_EXERCISE GOAL_
Give the data a second time, exactly and in full.

_PROVIDED ENTRIES_
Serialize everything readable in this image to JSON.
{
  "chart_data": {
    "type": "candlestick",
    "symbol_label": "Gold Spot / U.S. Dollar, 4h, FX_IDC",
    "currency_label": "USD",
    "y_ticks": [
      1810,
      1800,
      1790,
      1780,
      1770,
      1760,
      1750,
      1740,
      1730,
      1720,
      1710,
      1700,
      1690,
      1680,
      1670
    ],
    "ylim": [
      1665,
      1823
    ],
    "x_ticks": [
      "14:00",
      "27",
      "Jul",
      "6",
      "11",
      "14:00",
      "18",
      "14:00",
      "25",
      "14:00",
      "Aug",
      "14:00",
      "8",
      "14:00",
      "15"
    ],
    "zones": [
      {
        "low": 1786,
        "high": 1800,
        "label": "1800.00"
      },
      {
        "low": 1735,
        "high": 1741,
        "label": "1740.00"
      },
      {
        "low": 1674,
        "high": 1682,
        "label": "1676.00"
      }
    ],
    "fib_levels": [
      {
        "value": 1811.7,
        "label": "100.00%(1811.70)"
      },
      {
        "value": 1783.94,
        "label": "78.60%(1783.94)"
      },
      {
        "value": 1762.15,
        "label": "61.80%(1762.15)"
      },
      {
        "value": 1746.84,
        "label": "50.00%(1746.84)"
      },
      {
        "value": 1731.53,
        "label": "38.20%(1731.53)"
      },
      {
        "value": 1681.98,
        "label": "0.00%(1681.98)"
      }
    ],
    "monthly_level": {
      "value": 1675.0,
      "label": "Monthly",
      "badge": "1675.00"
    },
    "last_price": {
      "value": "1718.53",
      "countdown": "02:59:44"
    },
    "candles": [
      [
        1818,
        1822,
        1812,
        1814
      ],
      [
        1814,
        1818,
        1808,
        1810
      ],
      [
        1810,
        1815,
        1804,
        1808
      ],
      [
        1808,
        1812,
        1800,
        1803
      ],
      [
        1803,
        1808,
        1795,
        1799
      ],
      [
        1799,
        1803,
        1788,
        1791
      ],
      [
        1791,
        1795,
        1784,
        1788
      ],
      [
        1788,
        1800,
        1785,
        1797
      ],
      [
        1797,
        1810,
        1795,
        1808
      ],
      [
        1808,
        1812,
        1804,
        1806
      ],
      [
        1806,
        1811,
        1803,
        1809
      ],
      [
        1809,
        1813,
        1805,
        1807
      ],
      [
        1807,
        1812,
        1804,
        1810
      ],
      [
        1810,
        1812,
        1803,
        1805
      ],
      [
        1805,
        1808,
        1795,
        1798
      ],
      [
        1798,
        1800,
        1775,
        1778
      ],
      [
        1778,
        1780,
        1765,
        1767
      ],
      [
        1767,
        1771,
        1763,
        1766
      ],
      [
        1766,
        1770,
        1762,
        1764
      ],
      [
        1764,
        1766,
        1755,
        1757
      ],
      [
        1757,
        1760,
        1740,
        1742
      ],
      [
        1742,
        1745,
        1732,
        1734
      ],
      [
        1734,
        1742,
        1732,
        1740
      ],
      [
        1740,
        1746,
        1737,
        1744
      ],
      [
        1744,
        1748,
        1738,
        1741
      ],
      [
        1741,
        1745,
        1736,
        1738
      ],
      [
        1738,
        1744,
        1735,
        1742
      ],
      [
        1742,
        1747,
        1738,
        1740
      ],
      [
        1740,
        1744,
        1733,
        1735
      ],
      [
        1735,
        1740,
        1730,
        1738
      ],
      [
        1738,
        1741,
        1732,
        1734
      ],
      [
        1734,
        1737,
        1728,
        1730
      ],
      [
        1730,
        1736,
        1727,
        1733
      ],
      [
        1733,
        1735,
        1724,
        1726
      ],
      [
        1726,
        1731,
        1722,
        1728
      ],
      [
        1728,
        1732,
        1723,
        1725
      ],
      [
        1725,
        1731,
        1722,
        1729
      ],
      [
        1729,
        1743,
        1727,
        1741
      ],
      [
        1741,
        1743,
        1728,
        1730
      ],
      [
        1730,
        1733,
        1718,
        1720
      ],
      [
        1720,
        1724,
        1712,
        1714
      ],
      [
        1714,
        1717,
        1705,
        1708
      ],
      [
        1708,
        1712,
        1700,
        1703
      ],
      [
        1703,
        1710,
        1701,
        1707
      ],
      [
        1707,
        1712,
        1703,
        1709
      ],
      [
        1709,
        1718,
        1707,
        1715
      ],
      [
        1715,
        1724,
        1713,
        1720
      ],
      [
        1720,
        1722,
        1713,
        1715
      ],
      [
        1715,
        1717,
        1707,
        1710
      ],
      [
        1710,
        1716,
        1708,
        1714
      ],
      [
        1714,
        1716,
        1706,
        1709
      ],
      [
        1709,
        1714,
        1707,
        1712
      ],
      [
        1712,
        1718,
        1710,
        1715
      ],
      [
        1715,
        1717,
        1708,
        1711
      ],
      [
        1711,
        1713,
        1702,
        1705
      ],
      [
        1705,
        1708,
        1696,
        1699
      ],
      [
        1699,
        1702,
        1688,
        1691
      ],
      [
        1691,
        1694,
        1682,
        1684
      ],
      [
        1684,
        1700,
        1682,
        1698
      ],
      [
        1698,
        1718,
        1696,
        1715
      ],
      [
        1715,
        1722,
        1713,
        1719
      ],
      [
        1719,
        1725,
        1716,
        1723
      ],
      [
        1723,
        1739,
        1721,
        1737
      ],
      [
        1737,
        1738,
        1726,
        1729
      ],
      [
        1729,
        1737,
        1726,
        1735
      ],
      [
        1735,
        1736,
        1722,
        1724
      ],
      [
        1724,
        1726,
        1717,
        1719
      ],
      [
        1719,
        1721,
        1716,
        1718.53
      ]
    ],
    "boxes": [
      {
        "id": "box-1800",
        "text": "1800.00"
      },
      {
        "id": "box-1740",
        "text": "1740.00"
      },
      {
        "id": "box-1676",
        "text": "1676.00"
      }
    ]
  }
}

_FINISHED TASK_
Serialize everything readable in this image to JSON.
{
  "chart_data": {
    "type": "candlestick",
    "symbol_label": "Gold Spot / U.S. Dollar, 4h, FX_IDC",
    "currency_label": "USD",
    "y_ticks": [
      1810,
      1800,
      1790,
      1780,
      1770,
      1760,
      1750,
      1740,
      1730,
      1720,
      1710,
      1700,
      1690,
      1680,
      1670
    ],
    "ylim": [
      1665,
      1823
    ],
    "x_ticks": [
      "14:00",
      "27",
      "Jul",
      "6",
      "11",
      "14:00",
      "18",
      "14:00",
      "25",
      "14:00",
      "Aug",
      "14:00",
      "8",
      "14:00",
      "15"
    ],
    "zones": [
      {
        "low": 1786,
        "high": 1800,
        "label": "1800.00"
      },
      {
        "low": 1735,
        "high": 1741,
        "label": "1740.00"
      },
      {
        "low": 1674,
        "high": 1682,
        "label": "1676.00"
      }
    ],
    "fib_levels": [
      {
        "value": 1811.7,
        "label": "100.00%(1811.70)"
      },
      {
        "value": 1783.94,
        "label": "78.60%(1783.94)"
      },
      {
        "value": 1762.15,
        "label": "61.80%(1762.15)"
      },
      {
        "value": 1746.84,
        "label": "50.00%(1746.84)"
      },
      {
        "value": 1731.53,
        "label": "38.20%(1731.53)"
      },
      {
        "value": 1681.98,
        "label": "0.00%(1681.98)"
      }
    ],
    "monthly_level": {
      "value": 1675.0,
      "label": "Monthly",
      "badge": "1675.00"
    },
    "last_price": {
      "value": "1718.53",
      "countdown": "02:59:44"
    },
    "candles": [
      [
        1818,
        1822,
        1812,
        1814
      ],
      [
        1814,
        1818,
        1808,
        1810
      ],
      [
        1810,
        1815,
        1804,
        1808
      ],
      [
        1808,
        1812,
        1800,
        1803
      ],
      [
        1803,
        1808,
        1795,
        1799
      ],
      [
        1799,
        1803,
        1788,
        1791
      ],
      [
        1791,
        1795,
        1784,
        1788
      ],
      [
        1788,
        1800,
        1785,
        1797
      ],
      [
        1797,
        1810,
        1795,
        1808
      ],
      [
        1808,
        1812,
        1804,
        1806
      ],
      [
        1806,
        1811,
        1803,
        1809
      ],
      [
        1809,
        1813,
        1805,
        1807
      ],
      [
        1807,
        1812,
        1804,
        1810
      ],
      [
        1810,
        1812,
        1803,
        1805
      ],
      [
        1805,
        1808,
        1795,
        1798
      ],
      [
        1798,
        1800,
        1775,
        1778
      ],
      [
        1778,
        1780,
        1765,
        1767
      ],
      [
        1767,
        1771,
        1763,
        1766
      ],
      [
        1766,
        1770,
        1762,
        1764
      ],
      [
        1764,
        1766,
        1755,
        1757
      ],
      [
        1757,
        1760,
        1740,
        1742
      ],
      [
        1742,
        1745,
        1732,
        1734
      ],
      [
        1734,
        1742,
        1732,
        1740
      ],
      [
        1740,
        1746,
        1737,
        1744
      ],
      [
        1744,
        1748,
        1738,
        1741
      ],
      [
        1741,
        1745,
        1736,
        1738
      ],
      [
        1738,
        1744,
        1735,
        1742
      ],
      [
        1742,
        1747,
        1738,
        1740
      ],
      [
        1740,
        1744,
        1733,
        1735
      ],
      [
        1735,
        1740,
        1730,
        1738
      ],
      [
        1738,
        1741,
        1732,
        1734
      ],
      [
        1734,
        1737,
        1728,
        1730
      ],
      [
        1730,
        1736,
        1727,
        1733
      ],
      [
        1733,
        1735,
        1724,
        1726
      ],
      [
        1726,
        1731,
        1722,
        1728
      ],
      [
        1728,
        1732,
        1723,
        1725
      ],
      [
        1725,
        1731,
        1722,
        1729
      ],
      [
        1729,
        1743,
        1727,
        1741
      ],
      [
        1741,
        1743,
        1728,
        1730
      ],
      [
        1730,
        1733,
        1718,
        1720
      ],
      [
        1720,
        1724,
        1712,
        1714
      ],
      [
        1714,
        1717,
        1705,
        1708
      ],
      [
        1708,
        1712,
        1700,
        1703
      ],
      [
        1703,
        1710,
        1701,
        1707
      ],
      [
        1707,
        1712,
        1703,
        1709
      ],
      [
        1709,
        1718,
        1707,
        1715
      ],
      [
        1715,
        1724,
        1713,
        1720
      ],
      [
        1720,
        1722,
        1713,
        1715
      ],
      [
        1715,
        1717,
        1707,
        1710
      ],
      [
        1710,
        1716,
        1708,
        1714
      ],
      [
        1714,
        1716,
        1706,
        1709
      ],
      [
        1709,
        1714,
        1707,
        1712
      ],
      [
        1712,
        1718,
        1710,
        1715
      ],
      [
        1715,
        1717,
        1708,
        1711
      ],
      [
        1711,
        1713,
        1702,
        1705
      ],
      [
        1705,
        1708,
        1696,
        1699
      ],
      [
        1699,
        1702,
        1688,
        1691
      ],
      [
        1691,
        1694,
        1682,
        1684
      ],
      [
        1684,
        1700,
        1682,
        1698
      ],
      [
        1698,
        1718,
        1696,
        1715
      ],
      [
        1715,
        1722,
        1713,
        1719
      ],
      [
        1719,
        1725,
        1716,
        1723
      ],
      [
        1723,
        1739,
        1721,
        1737
      ],
      [
        1737,
        1738,
        1726,
        1729
      ],
      [
        1729,
        1737,
        1726,
        1735
      ],
      [
        1735,
        1736,
        1722,
        1724
      ],
      [
        1724,
        1726,
        1717,
        1719
      ],
      [
        1719,
        1721,
        1716,
        1718.53
      ]
    ],
    "boxes": [
      {
        "id": "box-1800",
        "text": "1800.00"
      },
      {
        "id": "box-1740",
        "text": "1740.00"
      },
      {
        "id": "box-1676",
        "text": "1676.00"
      }
    ]
  }
}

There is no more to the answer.